== Material provided ==

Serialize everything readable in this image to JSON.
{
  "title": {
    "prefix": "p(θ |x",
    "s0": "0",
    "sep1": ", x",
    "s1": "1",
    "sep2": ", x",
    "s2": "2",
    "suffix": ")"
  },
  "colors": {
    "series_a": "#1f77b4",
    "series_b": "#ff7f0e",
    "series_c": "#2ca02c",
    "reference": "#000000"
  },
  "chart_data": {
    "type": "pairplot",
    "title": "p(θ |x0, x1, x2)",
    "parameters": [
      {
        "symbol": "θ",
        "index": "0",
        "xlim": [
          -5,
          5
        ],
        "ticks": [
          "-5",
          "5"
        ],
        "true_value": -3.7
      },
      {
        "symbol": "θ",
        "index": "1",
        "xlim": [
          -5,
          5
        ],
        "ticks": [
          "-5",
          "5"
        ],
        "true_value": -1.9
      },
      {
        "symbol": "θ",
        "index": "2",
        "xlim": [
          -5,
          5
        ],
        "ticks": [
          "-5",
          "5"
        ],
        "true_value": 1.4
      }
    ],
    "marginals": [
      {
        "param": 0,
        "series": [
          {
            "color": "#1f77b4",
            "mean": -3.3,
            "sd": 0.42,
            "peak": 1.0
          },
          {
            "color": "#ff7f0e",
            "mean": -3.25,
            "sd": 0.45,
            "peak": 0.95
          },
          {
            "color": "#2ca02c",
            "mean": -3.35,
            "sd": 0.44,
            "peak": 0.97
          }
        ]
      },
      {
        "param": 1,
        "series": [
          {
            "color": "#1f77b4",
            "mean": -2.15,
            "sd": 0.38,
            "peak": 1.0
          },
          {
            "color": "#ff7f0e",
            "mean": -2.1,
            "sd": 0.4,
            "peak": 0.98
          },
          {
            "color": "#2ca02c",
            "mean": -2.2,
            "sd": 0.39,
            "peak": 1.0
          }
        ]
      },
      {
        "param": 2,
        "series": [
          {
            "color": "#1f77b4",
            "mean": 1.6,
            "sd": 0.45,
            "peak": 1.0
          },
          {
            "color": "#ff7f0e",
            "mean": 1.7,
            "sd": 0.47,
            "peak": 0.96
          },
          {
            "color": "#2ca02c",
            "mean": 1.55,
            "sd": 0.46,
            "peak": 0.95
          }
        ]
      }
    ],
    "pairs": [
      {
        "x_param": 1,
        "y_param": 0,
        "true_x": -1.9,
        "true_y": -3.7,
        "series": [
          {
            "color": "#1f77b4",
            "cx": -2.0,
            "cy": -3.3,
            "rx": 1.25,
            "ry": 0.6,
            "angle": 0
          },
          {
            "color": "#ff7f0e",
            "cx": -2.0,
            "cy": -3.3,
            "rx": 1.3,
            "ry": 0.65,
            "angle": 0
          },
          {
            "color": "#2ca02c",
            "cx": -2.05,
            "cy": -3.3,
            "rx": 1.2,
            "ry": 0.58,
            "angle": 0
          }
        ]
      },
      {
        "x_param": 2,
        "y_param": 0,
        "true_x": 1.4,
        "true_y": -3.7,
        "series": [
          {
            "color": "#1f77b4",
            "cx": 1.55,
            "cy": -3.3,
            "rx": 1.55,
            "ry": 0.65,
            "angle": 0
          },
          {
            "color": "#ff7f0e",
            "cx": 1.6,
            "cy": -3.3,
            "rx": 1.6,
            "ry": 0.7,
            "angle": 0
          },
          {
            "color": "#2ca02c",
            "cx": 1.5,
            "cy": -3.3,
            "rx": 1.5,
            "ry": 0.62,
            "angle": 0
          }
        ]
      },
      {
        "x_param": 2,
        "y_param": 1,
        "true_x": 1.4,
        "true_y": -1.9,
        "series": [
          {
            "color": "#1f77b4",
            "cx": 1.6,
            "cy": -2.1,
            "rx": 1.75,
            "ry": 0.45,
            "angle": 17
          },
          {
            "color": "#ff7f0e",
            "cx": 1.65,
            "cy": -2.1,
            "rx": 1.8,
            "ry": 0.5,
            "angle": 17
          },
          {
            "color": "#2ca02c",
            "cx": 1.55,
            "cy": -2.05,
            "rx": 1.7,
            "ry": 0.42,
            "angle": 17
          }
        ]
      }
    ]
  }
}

===

■ **Task details**: Please quote the data above in full, with no line missing.

■ **Result of the task**:
Serialize everything readable in this image to JSON.
{
  "title": {
    "prefix": "p(θ |x",
    "s0": "0",
    "sep1": ", x",
    "s1": "1",
    "sep2": ", x",
    "s2": "2",
    "suffix": ")"
  },
  "colors": {
    "series_a": "#1f77b4",
    "series_b": "#ff7f0e",
    "series_c": "#2ca02c",
    "reference": "#000000"
  },
  "chart_data": {
    "type": "pairplot",
    "title": "p(θ |x0, x1, x2)",
    "parameters": [
      {
        "symbol": "θ",
        "index": "0",
        "xlim": [
          -5,
          5
        ],
        "ticks": [
          "-5",
          "5"
        ],
        "true_value": -3.7
      },
      {
        "symbol": "θ",
        "index": "1",
        "xlim": [
          -5,
          5
        ],
        "ticks": [
          "-5",
          "5"
        ],
        "true_value": -1.9
      },
      {
        "symbol": "θ",
        "index": "2",
        "xlim": [
          -5,
          5
        ],
        "ticks": [
          "-5",
          "5"
        ],
        "true_value": 1.4
      }
    ],
    "marginals": [
      {
        "param": 0,
        "series": [
          {
            "color": "#1f77b4",
            "mean": -3.3,
            "sd": 0.42,
            "peak": 1.0
          },
          {
            "color": "#ff7f0e",
            "mean": -3.25,
            "sd": 0.45,
            "peak": 0.95
          },
          {
            "color": "#2ca02c",
            "mean": -3.35,
            "sd": 0.44,
            "peak": 0.97
          }
        ]
      },
      {
        "param": 1,
        "series": [
          {
            "color": "#1f77b4",
            "mean": -2.15,
            "sd": 0.38,
            "peak": 1.0
          },
          {
            "color": "#ff7f0e",
            "mean": -2.1,
            "sd": 0.4,
            "peak": 0.98
          },
          {
            "color": "#2ca02c",
            "mean": -2.2,
            "sd": 0.39,
            "peak": 1.0
          }
        ]
      },
      {
        "param": 2,
        "series": [
          {
            "color": "#1f77b4",
            "mean": 1.6,
            "sd": 0.45,
            "peak": 1.0
          },
          {
            "color": "#ff7f0e",
            "mean": 1.7,
            "sd": 0.47,
            "peak": 0.96
          },
          {
            "color": "#2ca02c",
            "mean": 1.55,
            "sd": 0.46,
            "peak": 0.95
          }
        ]
      }
    ],
    "pairs": [
      {
        "x_param": 1,
        "y_param": 0,
        "true_x": -1.9,
        "true_y": -3.7,
        "series": [
          {
            "color": "#1f77b4",
            "cx": -2.0,
            "cy": -3.3,
            "rx": 1.25,
            "ry": 0.6,
            "angle": 0
          },
          {
            "color": "#ff7f0e",
            "cx": -2.0,
            "cy": -3.3,
            "rx": 1.3,
            "ry": 0.65,
            "angle": 0
          },
          {
            "color": "#2ca02c",
            "cx": -2.05,
            "cy": -3.3,
            "rx": 1.2,
            "ry": 0.58,
            "angle": 0
          }
        ]
      },
      {
        "x_param": 2,
        "y_param": 0,
        "true_x": 1.4,
        "true_y": -3.7,
        "series": [
          {
            "color": "#1f77b4",
            "cx": 1.55,
            "cy": -3.3,
            "rx": 1.55,
            "ry": 0.65,
            "angle": 0
          },
          {
            "color": "#ff7f0e",
            "cx": 1.6,
            "cy": -3.3,
            "rx": 1.6,
            "ry": 0.7,
            "angle": 0
          },
          {
            "color": "#2ca02c",
            "cx": 1.5,
            "cy": -3.3,
            "rx": 1.5,
            "ry": 0.62,
            "angle": 0
          }
        ]
      },
      {
        "x_param": 2,
        "y_param": 1,
        "true_x": 1.4,
        "true_y": -1.9,
        "series": [
          {
            "color": "#1f77b4",
            "cx": 1.6,
            "cy": -2.1,
            "rx": 1.75,
            "ry": 0.45,
            "angle": 17
          },
          {
            "color": "#ff7f0e",
            "cx": 1.65,
            "cy": -2.1,
            "rx": 1.8,
            "ry": 0.5,
            "angle": 17
          },
          {
            "color": "#2ca02c",
            "cx": 1.55,
            "cy": -2.05,
            "rx": 1.7,
            "ry": 0.42,
            "angle": 17
          }
        ]
      }
    ]
  }
}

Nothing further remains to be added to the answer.